───── LISTING
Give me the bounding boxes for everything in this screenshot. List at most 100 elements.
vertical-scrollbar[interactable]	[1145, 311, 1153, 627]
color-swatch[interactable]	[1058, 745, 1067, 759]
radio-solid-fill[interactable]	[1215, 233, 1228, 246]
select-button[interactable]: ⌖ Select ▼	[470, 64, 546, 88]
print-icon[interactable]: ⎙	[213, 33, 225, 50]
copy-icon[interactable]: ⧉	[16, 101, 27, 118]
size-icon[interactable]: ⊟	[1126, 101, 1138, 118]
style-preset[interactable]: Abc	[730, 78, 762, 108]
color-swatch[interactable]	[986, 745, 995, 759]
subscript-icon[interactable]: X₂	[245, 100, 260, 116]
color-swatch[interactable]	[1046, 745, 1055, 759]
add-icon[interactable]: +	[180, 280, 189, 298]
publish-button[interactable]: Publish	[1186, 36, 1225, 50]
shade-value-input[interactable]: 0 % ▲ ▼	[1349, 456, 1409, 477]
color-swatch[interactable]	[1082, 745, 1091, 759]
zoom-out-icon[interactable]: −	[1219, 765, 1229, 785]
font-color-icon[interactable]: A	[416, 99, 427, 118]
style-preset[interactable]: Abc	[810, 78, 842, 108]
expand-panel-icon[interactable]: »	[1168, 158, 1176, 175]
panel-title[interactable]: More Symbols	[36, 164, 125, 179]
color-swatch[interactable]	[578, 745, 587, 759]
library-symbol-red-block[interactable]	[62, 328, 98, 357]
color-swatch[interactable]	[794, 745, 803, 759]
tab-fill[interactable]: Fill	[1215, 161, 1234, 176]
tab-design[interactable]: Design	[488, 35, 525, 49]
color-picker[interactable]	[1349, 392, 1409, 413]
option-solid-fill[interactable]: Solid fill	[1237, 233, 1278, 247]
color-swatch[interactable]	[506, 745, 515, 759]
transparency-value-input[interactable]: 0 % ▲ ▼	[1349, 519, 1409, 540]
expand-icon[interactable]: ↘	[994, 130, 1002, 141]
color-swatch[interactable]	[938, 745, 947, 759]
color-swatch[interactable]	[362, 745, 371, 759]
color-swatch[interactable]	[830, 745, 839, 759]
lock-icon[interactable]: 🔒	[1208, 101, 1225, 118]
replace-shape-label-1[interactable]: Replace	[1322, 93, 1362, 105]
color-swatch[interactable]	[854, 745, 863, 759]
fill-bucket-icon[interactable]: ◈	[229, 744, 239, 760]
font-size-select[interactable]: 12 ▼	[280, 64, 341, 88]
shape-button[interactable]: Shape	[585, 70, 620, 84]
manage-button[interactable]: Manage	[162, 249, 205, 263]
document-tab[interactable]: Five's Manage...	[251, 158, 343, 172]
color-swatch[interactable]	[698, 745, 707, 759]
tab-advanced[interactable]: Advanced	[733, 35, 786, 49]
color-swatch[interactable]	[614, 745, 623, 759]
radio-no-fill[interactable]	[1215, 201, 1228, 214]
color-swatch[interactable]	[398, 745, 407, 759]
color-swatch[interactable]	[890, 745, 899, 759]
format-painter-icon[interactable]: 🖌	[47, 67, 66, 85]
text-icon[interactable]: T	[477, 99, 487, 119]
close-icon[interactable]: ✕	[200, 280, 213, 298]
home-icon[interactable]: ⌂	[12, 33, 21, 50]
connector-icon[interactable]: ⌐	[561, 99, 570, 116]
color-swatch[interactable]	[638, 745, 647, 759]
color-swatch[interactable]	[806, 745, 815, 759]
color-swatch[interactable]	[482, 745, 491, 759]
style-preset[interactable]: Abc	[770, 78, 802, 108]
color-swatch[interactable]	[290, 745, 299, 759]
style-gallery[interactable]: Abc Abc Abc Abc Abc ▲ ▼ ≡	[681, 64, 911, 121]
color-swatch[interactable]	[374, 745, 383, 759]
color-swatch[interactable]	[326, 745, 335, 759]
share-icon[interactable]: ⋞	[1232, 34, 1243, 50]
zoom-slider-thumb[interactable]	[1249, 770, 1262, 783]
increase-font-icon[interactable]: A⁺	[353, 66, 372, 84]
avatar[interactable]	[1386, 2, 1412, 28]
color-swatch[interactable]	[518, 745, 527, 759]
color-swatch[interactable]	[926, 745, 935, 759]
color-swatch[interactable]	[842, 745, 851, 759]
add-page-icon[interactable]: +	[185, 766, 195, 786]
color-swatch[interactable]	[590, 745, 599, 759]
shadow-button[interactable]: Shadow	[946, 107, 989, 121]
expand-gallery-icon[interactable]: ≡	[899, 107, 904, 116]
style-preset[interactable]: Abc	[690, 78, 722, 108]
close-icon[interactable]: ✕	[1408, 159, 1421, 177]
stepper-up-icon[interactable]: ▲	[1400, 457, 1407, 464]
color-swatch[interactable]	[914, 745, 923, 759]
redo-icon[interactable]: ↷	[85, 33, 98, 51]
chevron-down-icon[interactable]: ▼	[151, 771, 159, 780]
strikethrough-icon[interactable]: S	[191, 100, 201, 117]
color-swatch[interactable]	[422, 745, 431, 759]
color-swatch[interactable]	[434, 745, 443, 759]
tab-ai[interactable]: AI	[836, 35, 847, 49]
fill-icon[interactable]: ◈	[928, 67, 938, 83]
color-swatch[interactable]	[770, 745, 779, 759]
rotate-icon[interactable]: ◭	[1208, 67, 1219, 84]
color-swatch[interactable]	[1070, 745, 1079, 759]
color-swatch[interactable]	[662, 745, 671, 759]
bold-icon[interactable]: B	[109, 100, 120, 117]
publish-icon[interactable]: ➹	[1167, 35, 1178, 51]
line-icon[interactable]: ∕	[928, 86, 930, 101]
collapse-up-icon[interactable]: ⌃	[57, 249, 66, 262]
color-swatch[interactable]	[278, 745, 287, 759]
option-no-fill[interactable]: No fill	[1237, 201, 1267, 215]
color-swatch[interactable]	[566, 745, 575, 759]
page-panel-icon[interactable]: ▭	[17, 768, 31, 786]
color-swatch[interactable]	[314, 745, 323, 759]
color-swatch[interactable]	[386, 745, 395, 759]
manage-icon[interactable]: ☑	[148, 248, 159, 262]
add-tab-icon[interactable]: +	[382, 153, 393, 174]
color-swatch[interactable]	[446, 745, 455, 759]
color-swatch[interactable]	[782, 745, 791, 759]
──────────
PROBLEM TO SOLVE
Could you turn the lines above into a numbered list, dropping any blank lines?

SOLUTION BELOW
1. Give me the bounding boxes for everything in this screenshot. List at most 100 elements.
2. vertical-scrollbar[interactable]	[1145, 311, 1153, 627]
3. color-swatch[interactable]	[1058, 745, 1067, 759]
4. radio-solid-fill[interactable]	[1215, 233, 1228, 246]
5. select-button[interactable]: ⌖ Select ▼	[470, 64, 546, 88]
6. print-icon[interactable]: ⎙	[213, 33, 225, 50]
7. copy-icon[interactable]: ⧉	[16, 101, 27, 118]
8. size-icon[interactable]: ⊟	[1126, 101, 1138, 118]
9. style-preset[interactable]: Abc	[730, 78, 762, 108]
10. color-swatch[interactable]	[986, 745, 995, 759]
11. subscript-icon[interactable]: X₂	[245, 100, 260, 116]
12. color-swatch[interactable]	[1046, 745, 1055, 759]
13. add-icon[interactable]: +	[180, 280, 189, 298]
14. publish-button[interactable]: Publish	[1186, 36, 1225, 50]
15. shade-value-input[interactable]: 0 % ▲ ▼	[1349, 456, 1409, 477]
16. color-swatch[interactable]	[1082, 745, 1091, 759]
17. zoom-out-icon[interactable]: −	[1219, 765, 1229, 785]
18. font-color-icon[interactable]: A	[416, 99, 427, 118]
19. style-preset[interactable]: Abc	[810, 78, 842, 108]
20. expand-panel-icon[interactable]: »	[1168, 158, 1176, 175]
21. panel-title[interactable]: More Symbols	[36, 164, 125, 179]
22. color-swatch[interactable]	[578, 745, 587, 759]
23. library-symbol-red-block[interactable]	[62, 328, 98, 357]
24. color-swatch[interactable]	[794, 745, 803, 759]
25. tab-fill[interactable]: Fill	[1215, 161, 1234, 176]
26. tab-design[interactable]: Design	[488, 35, 525, 49]
27. color-picker[interactable]	[1349, 392, 1409, 413]
28. option-solid-fill[interactable]: Solid fill	[1237, 233, 1278, 247]
29. color-swatch[interactable]	[506, 745, 515, 759]
30. transparency-value-input[interactable]: 0 % ▲ ▼	[1349, 519, 1409, 540]
31. expand-icon[interactable]: ↘	[994, 130, 1002, 141]
32. color-swatch[interactable]	[938, 745, 947, 759]
33. color-swatch[interactable]	[362, 745, 371, 759]
34. color-swatch[interactable]	[830, 745, 839, 759]
35. lock-icon[interactable]: 🔒	[1208, 101, 1225, 118]
36. replace-shape-label-1[interactable]: Replace	[1322, 93, 1362, 105]
37. color-swatch[interactable]	[854, 745, 863, 759]
38. fill-bucket-icon[interactable]: ◈	[229, 744, 239, 760]
39. font-size-select[interactable]: 12 ▼	[280, 64, 341, 88]
40. shape-button[interactable]: Shape	[585, 70, 620, 84]
41. manage-button[interactable]: Manage	[162, 249, 205, 263]
42. document-tab[interactable]: Five's Manage...	[251, 158, 343, 172]
43. color-swatch[interactable]	[698, 745, 707, 759]
44. tab-advanced[interactable]: Advanced	[733, 35, 786, 49]
45. color-swatch[interactable]	[614, 745, 623, 759]
46. radio-no-fill[interactable]	[1215, 201, 1228, 214]
47. color-swatch[interactable]	[398, 745, 407, 759]
48. color-swatch[interactable]	[890, 745, 899, 759]
49. format-painter-icon[interactable]: 🖌	[47, 67, 66, 85]
50. text-icon[interactable]: T	[477, 99, 487, 119]
51. close-icon[interactable]: ✕	[200, 280, 213, 298]
52. home-icon[interactable]: ⌂	[12, 33, 21, 50]
53. connector-icon[interactable]: ⌐	[561, 99, 570, 116]
54. color-swatch[interactable]	[638, 745, 647, 759]
55. color-swatch[interactable]	[806, 745, 815, 759]
56. color-swatch[interactable]	[482, 745, 491, 759]
57. style-preset[interactable]: Abc	[770, 78, 802, 108]
58. color-swatch[interactable]	[290, 745, 299, 759]
59. style-gallery[interactable]: Abc Abc Abc Abc Abc ▲ ▼ ≡	[681, 64, 911, 121]
60. color-swatch[interactable]	[374, 745, 383, 759]
61. color-swatch[interactable]	[326, 745, 335, 759]
62. share-icon[interactable]: ⋞	[1232, 34, 1243, 50]
63. zoom-slider-thumb[interactable]	[1249, 770, 1262, 783]
64. increase-font-icon[interactable]: A⁺	[353, 66, 372, 84]
65. avatar[interactable]	[1386, 2, 1412, 28]
66. color-swatch[interactable]	[518, 745, 527, 759]
67. color-swatch[interactable]	[926, 745, 935, 759]
68. color-swatch[interactable]	[842, 745, 851, 759]
69. add-page-icon[interactable]: +	[185, 766, 195, 786]
70. color-swatch[interactable]	[590, 745, 599, 759]
71. shadow-button[interactable]: Shadow	[946, 107, 989, 121]
72. expand-gallery-icon[interactable]: ≡	[899, 107, 904, 116]
73. style-preset[interactable]: Abc	[690, 78, 722, 108]
74. close-icon[interactable]: ✕	[1408, 159, 1421, 177]
75. stepper-up-icon[interactable]: ▲	[1400, 457, 1407, 464]
76. color-swatch[interactable]	[914, 745, 923, 759]
77. redo-icon[interactable]: ↷	[85, 33, 98, 51]
78. chevron-down-icon[interactable]: ▼	[151, 771, 159, 780]
79. strikethrough-icon[interactable]: S	[191, 100, 201, 117]
80. color-swatch[interactable]	[422, 745, 431, 759]
81. color-swatch[interactable]	[434, 745, 443, 759]
82. tab-ai[interactable]: AI	[836, 35, 847, 49]
83. fill-icon[interactable]: ◈	[928, 67, 938, 83]
84. color-swatch[interactable]	[770, 745, 779, 759]
85. rotate-icon[interactable]: ◭	[1208, 67, 1219, 84]
86. color-swatch[interactable]	[1070, 745, 1079, 759]
87. color-swatch[interactable]	[662, 745, 671, 759]
88. bold-icon[interactable]: B	[109, 100, 120, 117]
89. publish-icon[interactable]: ➹	[1167, 35, 1178, 51]
90. line-icon[interactable]: ∕	[928, 86, 930, 101]
91. collapse-up-icon[interactable]: ⌃	[57, 249, 66, 262]
92. color-swatch[interactable]	[278, 745, 287, 759]
93. option-no-fill[interactable]: No fill	[1237, 201, 1267, 215]
94. color-swatch[interactable]	[566, 745, 575, 759]
95. page-panel-icon[interactable]: ▭	[17, 768, 31, 786]
96. color-swatch[interactable]	[314, 745, 323, 759]
97. color-swatch[interactable]	[386, 745, 395, 759]
98. manage-icon[interactable]: ☑	[148, 248, 159, 262]
99. add-tab-icon[interactable]: +	[382, 153, 393, 174]
100. color-swatch[interactable]	[446, 745, 455, 759]
101. color-swatch[interactable]	[782, 745, 791, 759]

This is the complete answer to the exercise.